DESCRIPTION OF THE TASK |
Write out the material word for word, from its very first line through the line that contains "x-tick-label: 0.0 [93, 434, 112, 448]", including both of those lines.
-- START --
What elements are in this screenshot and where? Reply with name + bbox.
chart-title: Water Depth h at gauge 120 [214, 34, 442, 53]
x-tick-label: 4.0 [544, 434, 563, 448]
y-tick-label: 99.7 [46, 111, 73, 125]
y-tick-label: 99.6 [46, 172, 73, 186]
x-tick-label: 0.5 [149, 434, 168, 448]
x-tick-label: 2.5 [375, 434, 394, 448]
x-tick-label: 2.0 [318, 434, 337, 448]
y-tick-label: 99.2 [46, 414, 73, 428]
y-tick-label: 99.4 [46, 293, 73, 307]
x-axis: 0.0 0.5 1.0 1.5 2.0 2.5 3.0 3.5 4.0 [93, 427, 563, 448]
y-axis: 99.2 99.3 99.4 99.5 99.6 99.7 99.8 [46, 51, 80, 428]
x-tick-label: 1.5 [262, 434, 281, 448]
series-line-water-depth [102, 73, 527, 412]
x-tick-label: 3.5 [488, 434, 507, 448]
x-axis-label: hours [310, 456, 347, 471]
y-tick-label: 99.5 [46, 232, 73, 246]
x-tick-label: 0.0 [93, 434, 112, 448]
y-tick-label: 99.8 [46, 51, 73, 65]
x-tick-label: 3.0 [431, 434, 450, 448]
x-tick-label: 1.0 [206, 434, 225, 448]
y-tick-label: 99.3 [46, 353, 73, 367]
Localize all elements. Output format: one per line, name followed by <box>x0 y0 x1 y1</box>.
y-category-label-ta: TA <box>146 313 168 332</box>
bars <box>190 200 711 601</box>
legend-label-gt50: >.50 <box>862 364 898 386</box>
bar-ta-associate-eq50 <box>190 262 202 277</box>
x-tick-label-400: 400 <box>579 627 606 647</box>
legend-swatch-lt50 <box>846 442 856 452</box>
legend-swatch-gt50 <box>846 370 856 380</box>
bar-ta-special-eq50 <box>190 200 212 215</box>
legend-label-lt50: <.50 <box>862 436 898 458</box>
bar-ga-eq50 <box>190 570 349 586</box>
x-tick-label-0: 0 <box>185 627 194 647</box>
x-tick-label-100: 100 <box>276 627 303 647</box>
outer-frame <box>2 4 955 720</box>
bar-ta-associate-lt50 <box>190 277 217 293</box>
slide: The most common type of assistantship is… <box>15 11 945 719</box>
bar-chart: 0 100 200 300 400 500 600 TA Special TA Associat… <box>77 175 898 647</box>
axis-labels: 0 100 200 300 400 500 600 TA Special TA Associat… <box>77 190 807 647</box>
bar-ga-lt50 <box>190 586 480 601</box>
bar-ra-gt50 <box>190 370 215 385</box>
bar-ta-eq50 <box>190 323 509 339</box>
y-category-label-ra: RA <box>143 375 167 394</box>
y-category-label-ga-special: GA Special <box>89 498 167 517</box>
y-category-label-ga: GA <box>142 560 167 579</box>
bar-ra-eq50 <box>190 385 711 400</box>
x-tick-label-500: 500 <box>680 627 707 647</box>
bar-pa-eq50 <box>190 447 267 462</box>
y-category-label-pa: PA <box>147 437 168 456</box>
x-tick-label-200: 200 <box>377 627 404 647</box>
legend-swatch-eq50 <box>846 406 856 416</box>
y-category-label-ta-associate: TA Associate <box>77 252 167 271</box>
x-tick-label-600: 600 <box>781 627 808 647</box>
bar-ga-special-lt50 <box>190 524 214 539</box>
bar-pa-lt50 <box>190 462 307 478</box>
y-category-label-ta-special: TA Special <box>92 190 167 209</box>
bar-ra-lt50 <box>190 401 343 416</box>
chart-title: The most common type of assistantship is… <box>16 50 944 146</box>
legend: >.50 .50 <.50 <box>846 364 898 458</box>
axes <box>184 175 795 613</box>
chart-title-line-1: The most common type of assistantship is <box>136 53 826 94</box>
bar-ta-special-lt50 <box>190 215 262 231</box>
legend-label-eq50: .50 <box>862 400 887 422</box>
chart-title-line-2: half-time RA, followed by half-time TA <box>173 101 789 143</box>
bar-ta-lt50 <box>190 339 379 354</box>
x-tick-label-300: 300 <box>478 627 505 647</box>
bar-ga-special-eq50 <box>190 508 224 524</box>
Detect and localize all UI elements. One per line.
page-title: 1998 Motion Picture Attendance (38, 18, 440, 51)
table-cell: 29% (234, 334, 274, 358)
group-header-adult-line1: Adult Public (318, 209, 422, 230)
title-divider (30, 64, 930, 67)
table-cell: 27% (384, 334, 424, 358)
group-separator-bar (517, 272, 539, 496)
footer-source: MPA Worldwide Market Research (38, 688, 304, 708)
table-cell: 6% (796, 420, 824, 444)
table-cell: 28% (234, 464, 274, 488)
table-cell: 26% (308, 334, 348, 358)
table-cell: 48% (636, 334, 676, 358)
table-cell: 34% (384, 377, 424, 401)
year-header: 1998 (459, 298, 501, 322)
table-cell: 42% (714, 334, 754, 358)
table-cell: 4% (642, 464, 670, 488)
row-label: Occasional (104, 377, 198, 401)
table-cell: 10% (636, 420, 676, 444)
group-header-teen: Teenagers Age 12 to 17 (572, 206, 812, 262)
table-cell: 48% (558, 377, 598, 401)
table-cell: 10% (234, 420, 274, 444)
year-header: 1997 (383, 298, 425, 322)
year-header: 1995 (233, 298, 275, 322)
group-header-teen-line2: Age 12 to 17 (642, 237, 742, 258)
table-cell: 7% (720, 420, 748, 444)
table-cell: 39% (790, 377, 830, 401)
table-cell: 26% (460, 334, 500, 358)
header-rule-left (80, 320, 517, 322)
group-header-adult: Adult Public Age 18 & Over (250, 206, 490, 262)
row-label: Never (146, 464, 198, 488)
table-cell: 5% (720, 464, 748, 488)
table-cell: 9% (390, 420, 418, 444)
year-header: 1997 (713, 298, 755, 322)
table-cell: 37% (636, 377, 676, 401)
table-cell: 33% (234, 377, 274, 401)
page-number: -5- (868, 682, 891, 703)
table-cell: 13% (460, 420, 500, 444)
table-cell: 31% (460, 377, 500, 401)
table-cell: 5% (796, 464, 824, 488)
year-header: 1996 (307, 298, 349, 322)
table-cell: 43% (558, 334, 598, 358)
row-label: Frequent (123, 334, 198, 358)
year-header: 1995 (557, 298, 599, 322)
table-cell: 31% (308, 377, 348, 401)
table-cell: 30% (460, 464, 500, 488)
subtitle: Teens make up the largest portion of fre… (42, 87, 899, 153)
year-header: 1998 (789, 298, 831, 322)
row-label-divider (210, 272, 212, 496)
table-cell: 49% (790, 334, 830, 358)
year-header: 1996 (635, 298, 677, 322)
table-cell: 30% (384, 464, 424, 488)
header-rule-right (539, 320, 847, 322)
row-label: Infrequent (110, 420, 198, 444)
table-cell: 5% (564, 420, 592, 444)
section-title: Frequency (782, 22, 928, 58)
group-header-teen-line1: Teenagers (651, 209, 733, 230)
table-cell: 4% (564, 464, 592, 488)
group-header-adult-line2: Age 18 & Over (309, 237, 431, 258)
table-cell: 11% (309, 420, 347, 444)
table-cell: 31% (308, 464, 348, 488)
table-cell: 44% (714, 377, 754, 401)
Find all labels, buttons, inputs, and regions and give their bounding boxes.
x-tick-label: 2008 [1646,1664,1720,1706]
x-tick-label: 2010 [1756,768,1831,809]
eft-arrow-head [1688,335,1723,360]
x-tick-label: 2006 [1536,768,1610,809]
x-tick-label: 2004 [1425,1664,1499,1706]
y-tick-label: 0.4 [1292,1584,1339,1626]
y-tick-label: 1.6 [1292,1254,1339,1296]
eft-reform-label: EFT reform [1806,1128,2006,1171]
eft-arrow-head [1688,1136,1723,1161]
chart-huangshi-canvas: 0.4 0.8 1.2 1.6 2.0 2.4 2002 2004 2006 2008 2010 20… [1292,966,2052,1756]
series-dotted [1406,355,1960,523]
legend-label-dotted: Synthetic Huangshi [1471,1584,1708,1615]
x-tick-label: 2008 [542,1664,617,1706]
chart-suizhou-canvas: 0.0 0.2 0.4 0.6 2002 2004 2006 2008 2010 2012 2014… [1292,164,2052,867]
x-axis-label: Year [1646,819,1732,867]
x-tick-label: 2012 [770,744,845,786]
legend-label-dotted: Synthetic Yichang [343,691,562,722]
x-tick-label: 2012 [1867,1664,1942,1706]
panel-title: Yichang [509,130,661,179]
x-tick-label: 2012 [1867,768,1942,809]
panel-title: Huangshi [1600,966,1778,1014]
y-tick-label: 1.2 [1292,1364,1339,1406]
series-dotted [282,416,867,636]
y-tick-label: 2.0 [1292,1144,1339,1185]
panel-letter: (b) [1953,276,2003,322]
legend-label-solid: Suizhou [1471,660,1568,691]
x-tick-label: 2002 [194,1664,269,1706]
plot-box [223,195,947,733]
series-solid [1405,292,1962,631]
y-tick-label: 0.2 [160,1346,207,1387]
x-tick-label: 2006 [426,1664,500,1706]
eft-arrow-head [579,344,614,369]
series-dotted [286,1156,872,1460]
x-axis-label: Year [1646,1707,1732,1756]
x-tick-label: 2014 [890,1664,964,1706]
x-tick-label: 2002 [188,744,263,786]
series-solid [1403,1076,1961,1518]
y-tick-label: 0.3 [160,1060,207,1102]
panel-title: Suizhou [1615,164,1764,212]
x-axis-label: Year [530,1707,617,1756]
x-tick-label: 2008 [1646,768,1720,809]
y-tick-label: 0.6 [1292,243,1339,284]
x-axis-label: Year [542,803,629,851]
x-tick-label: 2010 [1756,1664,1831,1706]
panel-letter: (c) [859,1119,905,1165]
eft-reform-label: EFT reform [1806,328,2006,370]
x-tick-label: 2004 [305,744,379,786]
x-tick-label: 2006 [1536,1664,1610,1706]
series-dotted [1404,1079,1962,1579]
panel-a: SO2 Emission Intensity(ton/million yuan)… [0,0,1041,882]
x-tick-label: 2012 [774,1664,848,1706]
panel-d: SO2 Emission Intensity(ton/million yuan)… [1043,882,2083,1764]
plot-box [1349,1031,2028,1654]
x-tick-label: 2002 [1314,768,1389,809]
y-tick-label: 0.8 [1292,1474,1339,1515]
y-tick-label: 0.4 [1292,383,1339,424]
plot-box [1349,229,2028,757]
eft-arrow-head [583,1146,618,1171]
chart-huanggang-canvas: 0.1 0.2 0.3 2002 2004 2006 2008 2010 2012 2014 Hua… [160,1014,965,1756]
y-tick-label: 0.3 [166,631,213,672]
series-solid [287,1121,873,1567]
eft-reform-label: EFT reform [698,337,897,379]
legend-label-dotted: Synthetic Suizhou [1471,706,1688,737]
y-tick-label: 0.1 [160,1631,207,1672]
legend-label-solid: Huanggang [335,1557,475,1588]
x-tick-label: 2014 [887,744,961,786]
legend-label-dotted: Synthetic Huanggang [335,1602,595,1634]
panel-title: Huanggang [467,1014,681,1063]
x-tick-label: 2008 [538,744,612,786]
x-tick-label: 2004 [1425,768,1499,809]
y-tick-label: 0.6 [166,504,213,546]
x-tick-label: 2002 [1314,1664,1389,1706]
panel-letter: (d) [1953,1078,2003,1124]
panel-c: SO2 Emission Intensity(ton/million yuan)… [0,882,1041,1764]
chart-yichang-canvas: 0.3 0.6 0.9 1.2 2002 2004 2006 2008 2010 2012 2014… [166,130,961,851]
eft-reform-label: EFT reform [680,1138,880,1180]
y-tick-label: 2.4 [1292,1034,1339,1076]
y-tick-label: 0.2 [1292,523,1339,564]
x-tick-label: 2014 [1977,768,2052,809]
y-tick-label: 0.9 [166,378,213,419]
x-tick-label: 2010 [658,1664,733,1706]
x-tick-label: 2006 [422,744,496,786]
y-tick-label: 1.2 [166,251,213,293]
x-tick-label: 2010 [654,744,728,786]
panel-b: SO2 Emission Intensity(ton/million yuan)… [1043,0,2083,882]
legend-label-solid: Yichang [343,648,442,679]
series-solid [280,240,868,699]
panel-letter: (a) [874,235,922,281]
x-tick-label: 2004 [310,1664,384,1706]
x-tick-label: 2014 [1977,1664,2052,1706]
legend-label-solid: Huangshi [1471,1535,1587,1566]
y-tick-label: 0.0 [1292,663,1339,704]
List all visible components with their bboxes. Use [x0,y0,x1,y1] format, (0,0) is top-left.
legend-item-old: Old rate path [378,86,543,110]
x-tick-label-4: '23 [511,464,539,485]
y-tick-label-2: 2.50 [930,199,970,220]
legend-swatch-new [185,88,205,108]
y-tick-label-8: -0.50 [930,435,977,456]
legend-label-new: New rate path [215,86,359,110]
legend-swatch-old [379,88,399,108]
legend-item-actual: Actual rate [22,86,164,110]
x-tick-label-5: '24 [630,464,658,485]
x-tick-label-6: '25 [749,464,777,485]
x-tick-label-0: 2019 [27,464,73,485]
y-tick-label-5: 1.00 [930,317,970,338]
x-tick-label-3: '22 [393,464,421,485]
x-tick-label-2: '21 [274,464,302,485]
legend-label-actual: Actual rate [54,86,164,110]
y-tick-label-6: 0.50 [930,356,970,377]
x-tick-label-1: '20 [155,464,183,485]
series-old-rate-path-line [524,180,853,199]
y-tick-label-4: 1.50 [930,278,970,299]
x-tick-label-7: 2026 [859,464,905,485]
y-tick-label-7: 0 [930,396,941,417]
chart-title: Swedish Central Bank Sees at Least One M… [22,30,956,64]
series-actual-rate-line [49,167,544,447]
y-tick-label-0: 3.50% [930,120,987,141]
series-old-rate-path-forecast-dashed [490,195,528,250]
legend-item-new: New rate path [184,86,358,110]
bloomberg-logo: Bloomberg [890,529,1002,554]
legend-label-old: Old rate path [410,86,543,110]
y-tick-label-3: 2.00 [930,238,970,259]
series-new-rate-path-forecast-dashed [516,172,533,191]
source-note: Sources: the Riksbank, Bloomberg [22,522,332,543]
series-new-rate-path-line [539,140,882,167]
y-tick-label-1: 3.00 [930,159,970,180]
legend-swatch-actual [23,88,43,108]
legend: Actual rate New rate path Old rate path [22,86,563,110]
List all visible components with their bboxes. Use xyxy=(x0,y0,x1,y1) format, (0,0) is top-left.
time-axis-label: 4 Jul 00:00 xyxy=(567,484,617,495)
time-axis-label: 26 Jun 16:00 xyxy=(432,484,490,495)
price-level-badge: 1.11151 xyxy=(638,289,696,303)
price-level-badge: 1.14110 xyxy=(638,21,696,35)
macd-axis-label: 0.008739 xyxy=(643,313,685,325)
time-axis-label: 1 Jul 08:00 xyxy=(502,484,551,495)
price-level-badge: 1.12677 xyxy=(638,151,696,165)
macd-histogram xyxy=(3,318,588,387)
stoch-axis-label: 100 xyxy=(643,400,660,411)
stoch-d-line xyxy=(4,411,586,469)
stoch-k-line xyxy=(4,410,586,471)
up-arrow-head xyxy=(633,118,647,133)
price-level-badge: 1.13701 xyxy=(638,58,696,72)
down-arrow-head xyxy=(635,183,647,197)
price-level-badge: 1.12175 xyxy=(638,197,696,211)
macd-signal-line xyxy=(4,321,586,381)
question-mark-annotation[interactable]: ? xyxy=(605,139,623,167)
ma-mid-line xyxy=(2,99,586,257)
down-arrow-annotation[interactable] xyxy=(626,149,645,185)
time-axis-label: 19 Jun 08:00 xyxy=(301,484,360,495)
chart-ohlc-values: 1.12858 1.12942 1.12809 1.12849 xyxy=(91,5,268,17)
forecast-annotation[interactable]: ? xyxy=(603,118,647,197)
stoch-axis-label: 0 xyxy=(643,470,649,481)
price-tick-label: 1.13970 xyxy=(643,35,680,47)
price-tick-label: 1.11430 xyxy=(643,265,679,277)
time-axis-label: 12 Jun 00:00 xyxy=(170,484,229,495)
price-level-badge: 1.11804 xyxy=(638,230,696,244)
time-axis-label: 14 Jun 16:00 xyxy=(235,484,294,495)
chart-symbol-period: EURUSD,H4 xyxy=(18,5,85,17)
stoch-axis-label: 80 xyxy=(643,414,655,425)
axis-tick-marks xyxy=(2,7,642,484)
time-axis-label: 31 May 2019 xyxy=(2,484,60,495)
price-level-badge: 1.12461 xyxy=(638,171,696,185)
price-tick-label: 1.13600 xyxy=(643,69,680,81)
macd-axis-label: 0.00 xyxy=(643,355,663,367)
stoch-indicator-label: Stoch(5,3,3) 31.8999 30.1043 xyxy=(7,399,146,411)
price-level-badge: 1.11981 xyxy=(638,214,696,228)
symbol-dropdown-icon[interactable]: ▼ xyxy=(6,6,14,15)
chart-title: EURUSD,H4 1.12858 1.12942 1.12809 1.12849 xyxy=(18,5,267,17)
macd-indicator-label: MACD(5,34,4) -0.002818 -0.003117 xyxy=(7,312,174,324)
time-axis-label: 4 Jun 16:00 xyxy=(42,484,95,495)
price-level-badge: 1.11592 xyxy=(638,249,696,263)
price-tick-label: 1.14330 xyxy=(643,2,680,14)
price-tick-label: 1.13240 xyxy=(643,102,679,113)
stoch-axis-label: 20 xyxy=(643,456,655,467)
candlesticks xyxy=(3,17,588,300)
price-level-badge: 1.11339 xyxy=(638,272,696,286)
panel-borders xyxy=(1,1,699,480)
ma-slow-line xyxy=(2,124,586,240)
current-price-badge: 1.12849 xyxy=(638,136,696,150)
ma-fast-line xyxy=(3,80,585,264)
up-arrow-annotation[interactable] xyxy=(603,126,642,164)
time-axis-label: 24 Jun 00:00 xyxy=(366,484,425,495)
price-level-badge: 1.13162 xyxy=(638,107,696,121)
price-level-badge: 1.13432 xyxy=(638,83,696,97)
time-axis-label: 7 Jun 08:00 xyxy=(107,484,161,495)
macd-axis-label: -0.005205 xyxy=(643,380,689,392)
-- END --
COMPLETE OUTPUT |
What elements are in this screenshot and where? Reply with name + bbox.
chart-title: Water Depth h at gauge 120 [214, 34, 442, 53]
x-tick-label: 4.0 [544, 434, 563, 448]
y-tick-label: 99.7 [46, 111, 73, 125]
y-tick-label: 99.6 [46, 172, 73, 186]
x-tick-label: 0.5 [149, 434, 168, 448]
x-tick-label: 2.5 [375, 434, 394, 448]
x-tick-label: 2.0 [318, 434, 337, 448]
y-tick-label: 99.2 [46, 414, 73, 428]
y-tick-label: 99.4 [46, 293, 73, 307]
x-axis: 0.0 0.5 1.0 1.5 2.0 2.5 3.0 3.5 4.0 [93, 427, 563, 448]
y-axis: 99.2 99.3 99.4 99.5 99.6 99.7 99.8 [46, 51, 80, 428]
x-tick-label: 1.5 [262, 434, 281, 448]
series-line-water-depth [102, 73, 527, 412]
x-tick-label: 3.5 [488, 434, 507, 448]
x-axis-label: hours [310, 456, 347, 471]
y-tick-label: 99.5 [46, 232, 73, 246]
x-tick-label: 0.0 [93, 434, 112, 448]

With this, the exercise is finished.